◆ **Task requirements**:
Set out the lines from the very first one up to and including the line with "longitude-gridline <box>594 113 790 483</box>" as a JSON list of strings, one string per line, with blank lines left out.

--- Start Data entries ---

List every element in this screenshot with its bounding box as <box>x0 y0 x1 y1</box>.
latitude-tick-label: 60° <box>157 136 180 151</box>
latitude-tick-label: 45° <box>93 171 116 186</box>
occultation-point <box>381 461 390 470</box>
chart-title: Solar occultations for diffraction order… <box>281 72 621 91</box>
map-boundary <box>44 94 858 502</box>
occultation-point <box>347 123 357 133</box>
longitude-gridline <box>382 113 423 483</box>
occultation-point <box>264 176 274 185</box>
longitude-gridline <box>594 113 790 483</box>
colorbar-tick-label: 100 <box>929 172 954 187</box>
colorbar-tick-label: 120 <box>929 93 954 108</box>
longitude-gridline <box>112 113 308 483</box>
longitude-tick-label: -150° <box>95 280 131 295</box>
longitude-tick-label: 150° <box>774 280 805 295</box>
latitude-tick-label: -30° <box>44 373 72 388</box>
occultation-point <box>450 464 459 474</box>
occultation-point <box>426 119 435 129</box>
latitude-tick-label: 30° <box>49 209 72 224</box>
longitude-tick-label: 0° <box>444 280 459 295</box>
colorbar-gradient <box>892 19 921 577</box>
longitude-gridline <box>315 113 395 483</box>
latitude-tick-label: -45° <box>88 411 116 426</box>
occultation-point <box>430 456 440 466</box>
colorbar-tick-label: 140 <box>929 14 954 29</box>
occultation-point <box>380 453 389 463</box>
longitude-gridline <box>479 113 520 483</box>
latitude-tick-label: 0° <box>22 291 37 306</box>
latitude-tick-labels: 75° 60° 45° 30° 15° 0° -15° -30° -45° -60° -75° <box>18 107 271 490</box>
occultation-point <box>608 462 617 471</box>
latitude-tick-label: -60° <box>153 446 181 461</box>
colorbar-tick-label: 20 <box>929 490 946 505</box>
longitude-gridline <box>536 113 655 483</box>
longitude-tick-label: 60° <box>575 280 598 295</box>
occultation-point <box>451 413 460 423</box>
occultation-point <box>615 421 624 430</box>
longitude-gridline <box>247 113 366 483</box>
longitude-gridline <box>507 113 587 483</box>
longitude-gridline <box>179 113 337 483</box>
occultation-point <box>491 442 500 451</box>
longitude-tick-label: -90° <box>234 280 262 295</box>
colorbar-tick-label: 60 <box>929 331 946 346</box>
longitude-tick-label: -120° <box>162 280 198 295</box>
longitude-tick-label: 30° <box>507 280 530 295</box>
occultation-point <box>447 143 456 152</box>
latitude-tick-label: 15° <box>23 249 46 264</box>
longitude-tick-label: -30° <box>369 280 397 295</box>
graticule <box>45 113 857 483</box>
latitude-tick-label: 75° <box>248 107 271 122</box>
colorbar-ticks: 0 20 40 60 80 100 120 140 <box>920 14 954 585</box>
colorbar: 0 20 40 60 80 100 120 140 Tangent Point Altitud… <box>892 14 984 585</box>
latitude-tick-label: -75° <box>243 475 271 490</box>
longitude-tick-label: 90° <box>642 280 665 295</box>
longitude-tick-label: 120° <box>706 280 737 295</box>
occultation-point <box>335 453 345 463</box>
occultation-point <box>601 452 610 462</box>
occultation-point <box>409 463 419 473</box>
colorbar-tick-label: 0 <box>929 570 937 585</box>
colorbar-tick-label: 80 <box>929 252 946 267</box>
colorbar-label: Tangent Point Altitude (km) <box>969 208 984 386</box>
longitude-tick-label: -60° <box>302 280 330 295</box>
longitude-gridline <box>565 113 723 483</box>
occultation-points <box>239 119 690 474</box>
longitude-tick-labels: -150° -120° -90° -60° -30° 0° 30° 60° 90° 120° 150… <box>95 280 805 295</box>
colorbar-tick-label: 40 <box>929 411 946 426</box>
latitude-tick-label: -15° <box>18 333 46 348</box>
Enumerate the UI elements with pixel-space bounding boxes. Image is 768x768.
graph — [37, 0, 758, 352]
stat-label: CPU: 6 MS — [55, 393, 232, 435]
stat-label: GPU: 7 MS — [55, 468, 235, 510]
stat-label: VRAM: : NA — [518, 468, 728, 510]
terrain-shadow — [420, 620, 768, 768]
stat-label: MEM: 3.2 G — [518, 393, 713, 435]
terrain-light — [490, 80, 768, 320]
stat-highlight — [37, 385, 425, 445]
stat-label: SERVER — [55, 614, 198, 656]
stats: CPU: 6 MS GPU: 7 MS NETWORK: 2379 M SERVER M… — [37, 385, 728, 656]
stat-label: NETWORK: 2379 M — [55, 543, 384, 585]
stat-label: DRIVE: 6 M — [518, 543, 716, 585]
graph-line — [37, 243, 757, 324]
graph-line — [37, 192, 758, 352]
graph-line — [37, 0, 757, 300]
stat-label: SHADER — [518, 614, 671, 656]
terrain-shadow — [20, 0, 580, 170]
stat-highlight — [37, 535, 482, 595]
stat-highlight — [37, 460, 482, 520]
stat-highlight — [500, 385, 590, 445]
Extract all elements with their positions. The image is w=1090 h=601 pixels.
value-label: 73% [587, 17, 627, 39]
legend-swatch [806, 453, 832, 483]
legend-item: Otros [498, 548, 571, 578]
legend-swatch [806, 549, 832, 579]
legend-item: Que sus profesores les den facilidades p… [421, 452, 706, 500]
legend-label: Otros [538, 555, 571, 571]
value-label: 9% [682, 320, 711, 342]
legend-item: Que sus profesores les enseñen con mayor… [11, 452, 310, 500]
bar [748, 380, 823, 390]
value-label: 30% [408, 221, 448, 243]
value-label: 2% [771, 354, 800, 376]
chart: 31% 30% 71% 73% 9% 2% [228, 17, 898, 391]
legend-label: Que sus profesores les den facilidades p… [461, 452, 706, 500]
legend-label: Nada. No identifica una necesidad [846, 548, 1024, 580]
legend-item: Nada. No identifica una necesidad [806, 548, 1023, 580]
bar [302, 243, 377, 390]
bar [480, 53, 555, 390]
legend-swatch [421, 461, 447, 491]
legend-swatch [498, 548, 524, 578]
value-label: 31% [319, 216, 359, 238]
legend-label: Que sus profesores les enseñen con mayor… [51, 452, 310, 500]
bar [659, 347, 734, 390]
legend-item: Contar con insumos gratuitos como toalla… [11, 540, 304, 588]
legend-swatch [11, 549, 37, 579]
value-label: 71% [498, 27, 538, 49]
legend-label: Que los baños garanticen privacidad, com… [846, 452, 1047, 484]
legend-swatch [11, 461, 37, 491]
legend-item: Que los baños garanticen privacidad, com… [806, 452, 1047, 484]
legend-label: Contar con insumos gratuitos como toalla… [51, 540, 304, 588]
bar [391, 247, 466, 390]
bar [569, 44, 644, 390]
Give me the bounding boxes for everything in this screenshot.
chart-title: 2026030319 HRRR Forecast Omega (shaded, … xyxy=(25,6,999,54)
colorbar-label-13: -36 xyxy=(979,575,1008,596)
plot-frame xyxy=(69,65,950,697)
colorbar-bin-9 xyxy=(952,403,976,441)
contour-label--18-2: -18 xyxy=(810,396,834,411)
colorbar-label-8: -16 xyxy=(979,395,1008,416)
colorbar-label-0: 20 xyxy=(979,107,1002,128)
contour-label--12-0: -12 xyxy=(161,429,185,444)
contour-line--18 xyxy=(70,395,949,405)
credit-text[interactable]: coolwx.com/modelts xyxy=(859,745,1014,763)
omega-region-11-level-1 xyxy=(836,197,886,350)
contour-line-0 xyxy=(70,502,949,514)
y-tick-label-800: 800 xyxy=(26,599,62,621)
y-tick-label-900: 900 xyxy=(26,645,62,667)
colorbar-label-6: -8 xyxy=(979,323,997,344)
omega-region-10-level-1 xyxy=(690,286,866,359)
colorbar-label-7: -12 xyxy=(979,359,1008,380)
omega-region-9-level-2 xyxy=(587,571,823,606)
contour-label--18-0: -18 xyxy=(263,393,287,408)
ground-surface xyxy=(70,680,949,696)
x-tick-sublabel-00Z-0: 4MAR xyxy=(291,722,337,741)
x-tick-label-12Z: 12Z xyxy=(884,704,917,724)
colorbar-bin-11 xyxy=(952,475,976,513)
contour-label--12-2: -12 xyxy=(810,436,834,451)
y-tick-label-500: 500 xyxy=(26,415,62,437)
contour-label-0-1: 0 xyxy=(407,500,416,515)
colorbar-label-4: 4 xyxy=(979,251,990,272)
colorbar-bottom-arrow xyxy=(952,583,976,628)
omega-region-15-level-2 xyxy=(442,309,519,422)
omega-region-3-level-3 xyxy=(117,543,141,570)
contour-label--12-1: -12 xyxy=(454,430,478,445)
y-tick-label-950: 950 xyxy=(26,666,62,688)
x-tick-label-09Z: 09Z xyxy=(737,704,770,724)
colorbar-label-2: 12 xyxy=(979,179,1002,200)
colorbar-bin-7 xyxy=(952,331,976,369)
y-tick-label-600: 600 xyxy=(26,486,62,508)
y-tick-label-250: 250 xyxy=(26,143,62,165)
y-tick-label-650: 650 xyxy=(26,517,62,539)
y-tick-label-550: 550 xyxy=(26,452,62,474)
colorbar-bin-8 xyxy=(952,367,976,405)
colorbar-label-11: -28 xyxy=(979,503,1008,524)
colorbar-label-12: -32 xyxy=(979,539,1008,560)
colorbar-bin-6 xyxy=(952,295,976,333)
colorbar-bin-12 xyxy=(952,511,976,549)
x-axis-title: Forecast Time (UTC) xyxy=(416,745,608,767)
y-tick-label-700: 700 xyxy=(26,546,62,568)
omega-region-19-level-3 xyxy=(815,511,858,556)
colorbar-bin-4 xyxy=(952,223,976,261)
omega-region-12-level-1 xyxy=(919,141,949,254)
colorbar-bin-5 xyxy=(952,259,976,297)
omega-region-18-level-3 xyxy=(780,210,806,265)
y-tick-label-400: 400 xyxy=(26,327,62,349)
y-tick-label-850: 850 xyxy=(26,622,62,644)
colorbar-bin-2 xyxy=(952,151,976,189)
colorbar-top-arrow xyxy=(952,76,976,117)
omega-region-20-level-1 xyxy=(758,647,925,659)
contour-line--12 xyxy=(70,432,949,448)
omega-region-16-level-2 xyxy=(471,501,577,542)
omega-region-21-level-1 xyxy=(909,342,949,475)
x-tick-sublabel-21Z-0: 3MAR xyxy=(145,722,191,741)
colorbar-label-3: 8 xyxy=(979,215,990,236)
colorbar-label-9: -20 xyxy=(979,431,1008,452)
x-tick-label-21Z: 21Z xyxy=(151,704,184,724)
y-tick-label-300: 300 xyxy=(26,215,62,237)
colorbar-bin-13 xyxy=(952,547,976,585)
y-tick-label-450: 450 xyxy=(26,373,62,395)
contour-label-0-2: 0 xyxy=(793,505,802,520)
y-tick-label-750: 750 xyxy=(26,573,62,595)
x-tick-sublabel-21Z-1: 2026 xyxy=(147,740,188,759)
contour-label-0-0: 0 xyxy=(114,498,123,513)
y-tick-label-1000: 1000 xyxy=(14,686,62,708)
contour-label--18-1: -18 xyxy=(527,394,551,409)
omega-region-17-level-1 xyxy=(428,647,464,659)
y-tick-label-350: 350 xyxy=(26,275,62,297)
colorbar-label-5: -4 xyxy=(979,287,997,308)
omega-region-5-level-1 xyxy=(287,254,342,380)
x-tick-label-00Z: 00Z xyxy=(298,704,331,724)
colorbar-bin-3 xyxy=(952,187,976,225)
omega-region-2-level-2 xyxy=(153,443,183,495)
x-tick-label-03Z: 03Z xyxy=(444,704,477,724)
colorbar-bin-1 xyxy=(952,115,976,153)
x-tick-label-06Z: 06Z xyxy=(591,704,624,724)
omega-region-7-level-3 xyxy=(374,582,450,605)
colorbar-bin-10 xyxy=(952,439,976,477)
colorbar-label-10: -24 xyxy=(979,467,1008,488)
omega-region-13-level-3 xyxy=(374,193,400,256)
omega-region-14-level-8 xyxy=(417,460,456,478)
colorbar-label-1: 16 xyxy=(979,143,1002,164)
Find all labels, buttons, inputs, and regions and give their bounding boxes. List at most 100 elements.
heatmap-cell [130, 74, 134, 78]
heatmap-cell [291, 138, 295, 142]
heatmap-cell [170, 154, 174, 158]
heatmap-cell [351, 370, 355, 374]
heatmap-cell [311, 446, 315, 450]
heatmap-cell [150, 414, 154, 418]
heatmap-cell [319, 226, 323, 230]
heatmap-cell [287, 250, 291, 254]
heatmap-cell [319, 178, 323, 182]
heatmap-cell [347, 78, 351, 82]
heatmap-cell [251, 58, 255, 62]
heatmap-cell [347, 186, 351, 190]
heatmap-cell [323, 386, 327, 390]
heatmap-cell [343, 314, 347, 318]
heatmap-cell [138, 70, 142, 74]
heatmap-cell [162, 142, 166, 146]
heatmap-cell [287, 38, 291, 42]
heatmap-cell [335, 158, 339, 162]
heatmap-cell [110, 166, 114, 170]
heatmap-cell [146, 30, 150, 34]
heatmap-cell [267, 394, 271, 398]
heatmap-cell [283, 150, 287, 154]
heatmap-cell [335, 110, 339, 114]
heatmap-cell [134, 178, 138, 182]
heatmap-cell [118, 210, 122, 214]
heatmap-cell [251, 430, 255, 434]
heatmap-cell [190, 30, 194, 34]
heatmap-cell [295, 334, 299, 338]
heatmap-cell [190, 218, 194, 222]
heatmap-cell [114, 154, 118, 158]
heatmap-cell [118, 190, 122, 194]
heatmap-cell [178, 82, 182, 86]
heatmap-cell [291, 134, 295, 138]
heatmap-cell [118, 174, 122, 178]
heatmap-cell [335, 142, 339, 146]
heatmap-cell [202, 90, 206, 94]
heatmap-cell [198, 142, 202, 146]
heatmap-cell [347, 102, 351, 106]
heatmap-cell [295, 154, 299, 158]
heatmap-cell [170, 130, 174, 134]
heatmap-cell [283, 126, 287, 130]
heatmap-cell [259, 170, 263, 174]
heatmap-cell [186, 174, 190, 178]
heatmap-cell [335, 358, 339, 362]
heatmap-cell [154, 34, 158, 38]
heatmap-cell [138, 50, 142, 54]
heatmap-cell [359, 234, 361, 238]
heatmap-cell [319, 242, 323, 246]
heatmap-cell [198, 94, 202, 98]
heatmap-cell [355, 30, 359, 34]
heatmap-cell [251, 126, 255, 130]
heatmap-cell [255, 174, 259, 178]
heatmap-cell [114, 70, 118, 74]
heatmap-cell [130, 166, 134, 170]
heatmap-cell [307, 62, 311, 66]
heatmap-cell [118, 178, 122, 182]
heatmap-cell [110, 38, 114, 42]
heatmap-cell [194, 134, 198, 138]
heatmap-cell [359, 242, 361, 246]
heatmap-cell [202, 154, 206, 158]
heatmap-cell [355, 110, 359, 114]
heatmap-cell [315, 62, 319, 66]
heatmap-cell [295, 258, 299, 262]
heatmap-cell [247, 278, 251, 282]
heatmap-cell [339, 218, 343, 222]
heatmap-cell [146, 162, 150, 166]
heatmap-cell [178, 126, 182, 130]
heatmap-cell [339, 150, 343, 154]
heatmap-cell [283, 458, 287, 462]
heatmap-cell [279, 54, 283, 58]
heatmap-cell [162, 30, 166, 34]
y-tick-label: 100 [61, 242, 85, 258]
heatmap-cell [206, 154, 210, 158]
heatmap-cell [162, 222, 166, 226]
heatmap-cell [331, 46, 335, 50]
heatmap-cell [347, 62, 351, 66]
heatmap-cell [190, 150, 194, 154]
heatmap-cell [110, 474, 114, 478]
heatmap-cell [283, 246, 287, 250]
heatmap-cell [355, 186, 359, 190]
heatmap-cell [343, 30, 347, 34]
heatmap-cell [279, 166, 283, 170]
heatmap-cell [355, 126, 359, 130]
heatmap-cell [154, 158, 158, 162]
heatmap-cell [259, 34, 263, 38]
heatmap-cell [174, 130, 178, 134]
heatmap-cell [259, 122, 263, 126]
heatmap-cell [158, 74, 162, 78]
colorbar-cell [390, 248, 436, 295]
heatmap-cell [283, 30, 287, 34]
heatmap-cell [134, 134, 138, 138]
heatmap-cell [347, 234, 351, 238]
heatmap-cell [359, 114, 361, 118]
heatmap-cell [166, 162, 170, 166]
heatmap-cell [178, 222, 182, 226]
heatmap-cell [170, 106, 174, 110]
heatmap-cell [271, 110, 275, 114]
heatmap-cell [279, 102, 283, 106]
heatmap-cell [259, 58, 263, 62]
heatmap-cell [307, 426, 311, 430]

--- End Data entries ---

◆ **Answer to this task**:
[
  "List every element in this screenshot with its bounding box as <box>x0 y0 x1 y1</box>.",
  "latitude-tick-label: 60° <box>157 136 180 151</box>",
  "latitude-tick-label: 45° <box>93 171 116 186</box>",
  "occultation-point <box>381 461 390 470</box>",
  "chart-title: Solar occultations for diffraction order… <box>281 72 621 91</box>",
  "map-boundary <box>44 94 858 502</box>",
  "occultation-point <box>347 123 357 133</box>",
  "longitude-gridline <box>382 113 423 483</box>",
  "occultation-point <box>264 176 274 185</box>",
  "longitude-gridline <box>594 113 790 483</box>"
]